* Your instructions:
Copy all lines below exactly as written. Leave pictures out.

* Record extracts:
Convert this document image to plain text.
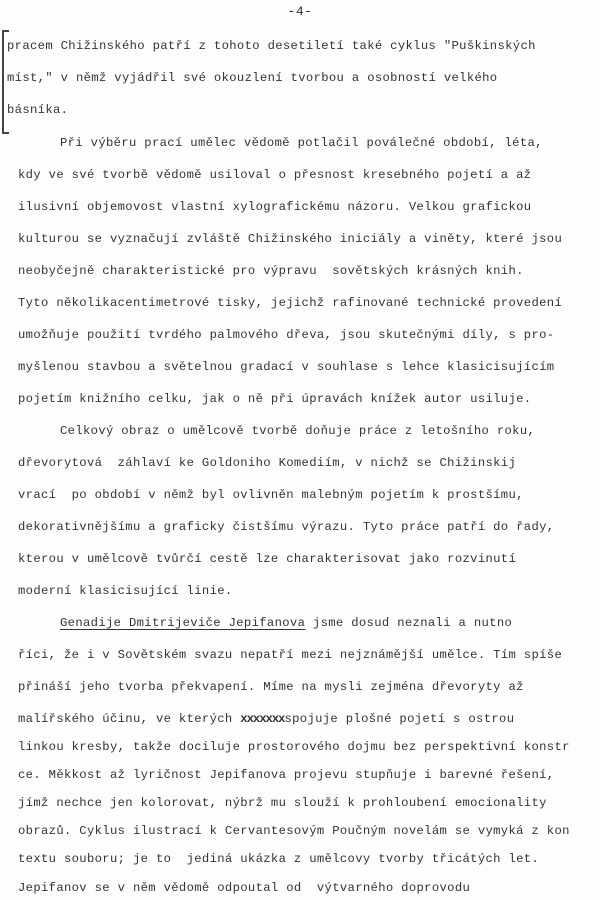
-4-
pracem Chižinského patří z tohoto desetiletí také cyklus "Puškinských
míst," v němž vyjádřil své okouzlení tvorbou a osobností velkého
básníka.
Při výběru prací umělec vědomě potlačil poválečné období, léta,
kdy ve své tvorbě vědomě usiloval o přesnost kresebného pojetí a až
ilusivní objemovost vlastní xylografickému názoru. Velkou grafickou
kulturou se vyznačují zvláště Chižinského iniciály a viněty, které jsou
neobyčejně charakteristické pro výpravu  sovětských krásných knih.
Tyto několikacentimetrové tisky, jejichž rafinované technické provedení
umožňuje použití tvrdého palmového dřeva, jsou skutečnými díly, s pro-
myšlenou stavbou a světelnou gradací v souhlase s lehce klasicisujícím
pojetím knižního celku, jak o ně při úpravách knížek autor usiluje.
Celkový obraz o umělcově tvorbě doňuje práce z letošního roku,
dřevorytová  záhlaví ke Goldoniho Komediím, v nichž se Chižinskij
vrací  po období v němž byl ovlivněn malebným pojetím k prostšímu,
dekorativnějšímu a graficky čistšímu výrazu. Tyto práce patří do řady,
kterou v umělcově tvůrčí cestě lze charakterisovat jako rozvinutí
moderní klasicisující linie.
Genadije Dmitrijeviče Jepifanova jsme dosud neznali a nutno
říci, že i v Sovětském svazu nepatří mezi nejznámější umělce. Tím spíše
přináší jeho tvorba překvapení. Míme na mysli zejména dřevoryty až
malířského účinu, ve kterých xxxxxxxspojuje plošné pojetí s ostrou
linkou kresby, takže dociluje prostorového dojmu bez perspektivní konstr
ce. Měkkost až lyričnost Jepifanova projevu stupňuje i barevné řešení,
jímž nechce jen kolorovat, nýbrž mu slouží k prohloubení emocionality
obrazů. Cyklus ilustrací k Cervantesovým Poučným novelám se vymyká z kon
textu souboru; je to  jediná ukázka z umělcovy tvorby třicátých let.
Jepifanov se v něm vědomě odpoutal od  výtvarného doprovodu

* Completed exercise:
Convert this document image to plain text.
-4-
pracem Chižinského patří z tohoto desetiletí také cyklus "Puškinských
míst," v němž vyjádřil své okouzlení tvorbou a osobností velkého
básníka.
Při výběru prací umělec vědomě potlačil poválečné období, léta,
kdy ve své tvorbě vědomě usiloval o přesnost kresebného pojetí a až
ilusivní objemovost vlastní xylografickému názoru. Velkou grafickou
kulturou se vyznačují zvláště Chižinského iniciály a viněty, které jsou
neobyčejně charakteristické pro výpravu  sovětských krásných knih.
Tyto několikacentimetrové tisky, jejichž rafinované technické provedení
umožňuje použití tvrdého palmového dřeva, jsou skutečnými díly, s pro-
myšlenou stavbou a světelnou gradací v souhlase s lehce klasicisujícím
pojetím knižního celku, jak o ně při úpravách knížek autor usiluje.
Celkový obraz o umělcově tvorbě doňuje práce z letošního roku,
dřevorytová  záhlaví ke Goldoniho Komediím, v nichž se Chižinskij
vrací  po období v němž byl ovlivněn malebným pojetím k prostšímu,
dekorativnějšímu a graficky čistšímu výrazu. Tyto práce patří do řady,
kterou v umělcově tvůrčí cestě lze charakterisovat jako rozvinutí
moderní klasicisující linie.
Genadije Dmitrijeviče Jepifanova jsme dosud neznali a nutno
říci, že i v Sovětském svazu nepatří mezi nejznámější umělce. Tím spíše
přináší jeho tvorba překvapení. Míme na mysli zejména dřevoryty až
malířského účinu, ve kterých xxxxxxxspojuje plošné pojetí s ostrou
linkou kresby, takže dociluje prostorového dojmu bez perspektivní konstr
ce. Měkkost až lyričnost Jepifanova projevu stupňuje i barevné řešení,
jímž nechce jen kolorovat, nýbrž mu slouží k prohloubení emocionality
obrazů. Cyklus ilustrací k Cervantesovým Poučným novelám se vymyká z kon
textu souboru; je to  jediná ukázka z umělcovy tvorby třicátých let.
Jepifanov se v něm vědomě odpoutal od  výtvarného doprovodu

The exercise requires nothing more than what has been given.